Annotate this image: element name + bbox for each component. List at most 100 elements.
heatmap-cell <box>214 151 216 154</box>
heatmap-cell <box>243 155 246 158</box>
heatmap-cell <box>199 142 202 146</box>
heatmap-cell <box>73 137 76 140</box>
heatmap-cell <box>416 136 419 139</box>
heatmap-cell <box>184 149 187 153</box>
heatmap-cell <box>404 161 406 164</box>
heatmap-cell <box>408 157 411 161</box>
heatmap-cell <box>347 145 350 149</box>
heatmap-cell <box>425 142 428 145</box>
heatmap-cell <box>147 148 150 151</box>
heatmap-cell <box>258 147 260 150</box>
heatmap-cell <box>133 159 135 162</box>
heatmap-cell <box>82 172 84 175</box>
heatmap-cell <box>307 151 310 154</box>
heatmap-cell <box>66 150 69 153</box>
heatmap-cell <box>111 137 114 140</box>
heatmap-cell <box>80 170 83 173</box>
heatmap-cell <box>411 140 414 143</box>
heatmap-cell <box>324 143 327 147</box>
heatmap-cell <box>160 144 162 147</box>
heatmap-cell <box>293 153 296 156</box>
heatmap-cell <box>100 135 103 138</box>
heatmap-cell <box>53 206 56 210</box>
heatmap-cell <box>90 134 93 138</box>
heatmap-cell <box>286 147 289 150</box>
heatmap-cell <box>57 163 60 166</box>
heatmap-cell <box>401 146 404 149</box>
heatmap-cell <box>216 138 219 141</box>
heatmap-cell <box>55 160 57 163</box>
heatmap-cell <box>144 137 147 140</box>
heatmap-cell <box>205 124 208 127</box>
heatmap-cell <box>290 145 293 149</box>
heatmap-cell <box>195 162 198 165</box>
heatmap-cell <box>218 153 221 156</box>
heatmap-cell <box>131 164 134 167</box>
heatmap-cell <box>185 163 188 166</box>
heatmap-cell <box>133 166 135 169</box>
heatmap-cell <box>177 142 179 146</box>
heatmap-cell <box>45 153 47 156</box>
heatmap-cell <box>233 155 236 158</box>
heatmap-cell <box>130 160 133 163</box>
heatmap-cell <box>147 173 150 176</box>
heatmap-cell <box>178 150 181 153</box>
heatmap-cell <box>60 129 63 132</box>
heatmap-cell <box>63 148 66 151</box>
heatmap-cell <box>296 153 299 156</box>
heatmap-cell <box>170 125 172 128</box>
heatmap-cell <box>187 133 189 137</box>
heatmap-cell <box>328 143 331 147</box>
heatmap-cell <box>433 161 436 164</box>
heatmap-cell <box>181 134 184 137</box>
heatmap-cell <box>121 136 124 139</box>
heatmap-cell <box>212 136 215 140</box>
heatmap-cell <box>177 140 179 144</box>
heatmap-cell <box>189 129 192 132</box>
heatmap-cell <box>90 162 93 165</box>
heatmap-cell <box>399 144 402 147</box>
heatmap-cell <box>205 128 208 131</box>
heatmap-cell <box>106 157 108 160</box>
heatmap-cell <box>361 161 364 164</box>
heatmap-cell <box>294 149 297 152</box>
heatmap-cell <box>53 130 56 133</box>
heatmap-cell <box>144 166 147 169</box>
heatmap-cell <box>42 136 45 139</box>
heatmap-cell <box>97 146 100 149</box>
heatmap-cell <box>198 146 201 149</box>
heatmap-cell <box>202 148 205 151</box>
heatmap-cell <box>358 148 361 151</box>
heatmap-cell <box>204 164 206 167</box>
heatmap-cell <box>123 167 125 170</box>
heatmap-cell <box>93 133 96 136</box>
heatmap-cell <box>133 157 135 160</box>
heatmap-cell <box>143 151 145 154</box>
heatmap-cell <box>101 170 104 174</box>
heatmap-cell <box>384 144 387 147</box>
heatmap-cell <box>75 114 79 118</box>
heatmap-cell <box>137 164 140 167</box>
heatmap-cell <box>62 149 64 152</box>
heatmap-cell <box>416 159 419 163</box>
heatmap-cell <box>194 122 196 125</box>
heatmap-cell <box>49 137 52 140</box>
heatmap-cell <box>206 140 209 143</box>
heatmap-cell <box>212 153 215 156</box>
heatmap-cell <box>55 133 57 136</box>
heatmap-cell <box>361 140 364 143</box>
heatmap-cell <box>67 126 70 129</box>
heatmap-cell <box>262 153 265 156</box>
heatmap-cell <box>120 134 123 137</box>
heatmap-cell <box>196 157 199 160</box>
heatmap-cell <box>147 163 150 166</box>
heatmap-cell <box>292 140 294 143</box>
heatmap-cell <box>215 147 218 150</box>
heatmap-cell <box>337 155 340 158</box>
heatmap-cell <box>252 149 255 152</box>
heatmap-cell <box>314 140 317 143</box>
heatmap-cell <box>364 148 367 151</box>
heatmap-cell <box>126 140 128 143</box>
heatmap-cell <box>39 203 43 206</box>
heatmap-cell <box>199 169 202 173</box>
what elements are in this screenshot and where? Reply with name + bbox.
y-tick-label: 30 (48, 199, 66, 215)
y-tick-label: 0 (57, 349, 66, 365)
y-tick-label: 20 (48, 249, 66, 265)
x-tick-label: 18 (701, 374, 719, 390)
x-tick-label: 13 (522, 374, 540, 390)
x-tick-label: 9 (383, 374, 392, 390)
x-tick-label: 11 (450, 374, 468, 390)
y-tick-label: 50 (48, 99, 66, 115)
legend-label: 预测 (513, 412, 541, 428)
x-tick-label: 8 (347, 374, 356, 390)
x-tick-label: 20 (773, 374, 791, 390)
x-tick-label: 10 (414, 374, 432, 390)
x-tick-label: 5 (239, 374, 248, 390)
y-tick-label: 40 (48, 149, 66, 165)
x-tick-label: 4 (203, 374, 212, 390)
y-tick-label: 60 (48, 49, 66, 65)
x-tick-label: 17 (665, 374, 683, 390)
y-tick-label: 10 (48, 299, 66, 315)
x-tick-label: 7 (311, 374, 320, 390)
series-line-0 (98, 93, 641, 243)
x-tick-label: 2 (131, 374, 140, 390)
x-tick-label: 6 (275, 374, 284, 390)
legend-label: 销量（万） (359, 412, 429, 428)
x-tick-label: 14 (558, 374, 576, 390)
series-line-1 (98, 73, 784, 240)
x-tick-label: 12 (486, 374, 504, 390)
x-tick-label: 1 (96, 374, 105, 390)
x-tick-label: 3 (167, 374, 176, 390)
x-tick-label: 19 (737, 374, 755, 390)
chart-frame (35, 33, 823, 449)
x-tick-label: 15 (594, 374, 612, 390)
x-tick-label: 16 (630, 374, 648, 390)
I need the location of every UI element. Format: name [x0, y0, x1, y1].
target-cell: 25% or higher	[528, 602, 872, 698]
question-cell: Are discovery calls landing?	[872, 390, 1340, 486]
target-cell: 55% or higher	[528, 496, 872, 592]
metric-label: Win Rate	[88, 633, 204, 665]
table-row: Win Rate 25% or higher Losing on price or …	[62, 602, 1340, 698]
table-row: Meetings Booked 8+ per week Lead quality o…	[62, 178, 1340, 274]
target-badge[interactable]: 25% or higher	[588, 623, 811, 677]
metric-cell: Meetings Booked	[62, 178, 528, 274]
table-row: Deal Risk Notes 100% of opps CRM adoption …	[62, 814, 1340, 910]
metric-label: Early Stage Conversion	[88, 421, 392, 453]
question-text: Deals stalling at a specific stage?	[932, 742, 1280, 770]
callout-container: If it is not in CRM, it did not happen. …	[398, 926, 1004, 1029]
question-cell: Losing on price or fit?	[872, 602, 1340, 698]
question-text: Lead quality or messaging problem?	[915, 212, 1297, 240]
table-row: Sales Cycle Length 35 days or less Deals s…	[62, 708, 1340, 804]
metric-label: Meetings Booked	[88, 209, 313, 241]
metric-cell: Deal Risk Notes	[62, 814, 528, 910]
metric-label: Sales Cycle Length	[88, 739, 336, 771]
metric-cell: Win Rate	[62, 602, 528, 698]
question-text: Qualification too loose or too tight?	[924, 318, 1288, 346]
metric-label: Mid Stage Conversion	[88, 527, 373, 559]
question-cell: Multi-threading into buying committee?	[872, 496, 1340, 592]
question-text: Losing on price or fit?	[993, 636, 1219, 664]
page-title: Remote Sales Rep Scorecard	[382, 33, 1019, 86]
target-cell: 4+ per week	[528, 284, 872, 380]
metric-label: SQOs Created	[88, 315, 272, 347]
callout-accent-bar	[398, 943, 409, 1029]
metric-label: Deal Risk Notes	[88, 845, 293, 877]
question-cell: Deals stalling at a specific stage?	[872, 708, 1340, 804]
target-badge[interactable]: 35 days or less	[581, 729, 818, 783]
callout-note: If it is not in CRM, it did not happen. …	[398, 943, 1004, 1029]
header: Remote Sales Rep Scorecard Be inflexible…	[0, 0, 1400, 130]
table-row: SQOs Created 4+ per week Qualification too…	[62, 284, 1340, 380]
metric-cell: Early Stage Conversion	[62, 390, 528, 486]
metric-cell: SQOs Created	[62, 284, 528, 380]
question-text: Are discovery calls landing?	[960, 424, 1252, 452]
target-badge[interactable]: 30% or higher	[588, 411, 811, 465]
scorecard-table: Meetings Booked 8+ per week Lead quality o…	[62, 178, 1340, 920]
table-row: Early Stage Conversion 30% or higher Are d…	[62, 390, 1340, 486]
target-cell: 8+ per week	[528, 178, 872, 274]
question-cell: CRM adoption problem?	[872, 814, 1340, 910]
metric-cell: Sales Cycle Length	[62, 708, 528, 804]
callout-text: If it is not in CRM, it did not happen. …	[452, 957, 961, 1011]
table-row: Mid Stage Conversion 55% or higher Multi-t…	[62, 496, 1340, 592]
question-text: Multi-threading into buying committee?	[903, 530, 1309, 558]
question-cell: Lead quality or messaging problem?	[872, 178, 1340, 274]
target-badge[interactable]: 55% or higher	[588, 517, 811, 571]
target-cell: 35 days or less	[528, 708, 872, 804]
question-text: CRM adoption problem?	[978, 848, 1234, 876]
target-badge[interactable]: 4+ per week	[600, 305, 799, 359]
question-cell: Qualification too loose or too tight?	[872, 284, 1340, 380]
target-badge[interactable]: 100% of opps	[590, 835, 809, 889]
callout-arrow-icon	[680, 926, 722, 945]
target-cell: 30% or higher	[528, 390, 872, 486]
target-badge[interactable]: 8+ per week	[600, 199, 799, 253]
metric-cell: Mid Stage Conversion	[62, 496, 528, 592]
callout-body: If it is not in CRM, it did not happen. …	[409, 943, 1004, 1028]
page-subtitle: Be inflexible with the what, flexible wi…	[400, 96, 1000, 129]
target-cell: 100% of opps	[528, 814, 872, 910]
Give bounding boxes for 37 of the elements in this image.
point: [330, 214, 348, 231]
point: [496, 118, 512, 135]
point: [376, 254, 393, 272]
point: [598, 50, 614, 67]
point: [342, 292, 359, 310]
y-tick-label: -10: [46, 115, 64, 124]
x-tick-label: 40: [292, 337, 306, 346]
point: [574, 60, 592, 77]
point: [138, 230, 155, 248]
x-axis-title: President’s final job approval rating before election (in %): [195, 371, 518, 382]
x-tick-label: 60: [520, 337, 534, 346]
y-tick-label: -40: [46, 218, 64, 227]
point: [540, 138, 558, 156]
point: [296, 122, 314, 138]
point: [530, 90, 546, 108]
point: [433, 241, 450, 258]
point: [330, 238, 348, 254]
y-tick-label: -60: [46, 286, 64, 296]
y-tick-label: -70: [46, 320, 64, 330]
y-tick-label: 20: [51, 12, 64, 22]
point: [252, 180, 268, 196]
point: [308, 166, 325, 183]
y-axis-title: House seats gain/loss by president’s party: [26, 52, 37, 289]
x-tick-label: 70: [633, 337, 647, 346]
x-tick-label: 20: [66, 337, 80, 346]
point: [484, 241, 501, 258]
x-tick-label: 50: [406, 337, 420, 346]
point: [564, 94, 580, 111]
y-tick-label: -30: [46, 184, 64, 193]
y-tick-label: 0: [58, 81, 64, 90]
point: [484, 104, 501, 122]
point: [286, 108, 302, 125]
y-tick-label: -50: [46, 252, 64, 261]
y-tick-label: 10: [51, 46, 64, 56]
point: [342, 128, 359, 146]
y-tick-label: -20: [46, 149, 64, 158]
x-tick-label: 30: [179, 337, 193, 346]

§ **What to produce**
Copy out the material word for word, starting with its first line and going on through the line with "heatmap-cell <box>73 137 76 140</box>".

§ **Answer for the task**
Annotate this image: element name + bbox for each component. List at most 100 elements.
heatmap-cell <box>214 151 216 154</box>
heatmap-cell <box>243 155 246 158</box>
heatmap-cell <box>199 142 202 146</box>
heatmap-cell <box>73 137 76 140</box>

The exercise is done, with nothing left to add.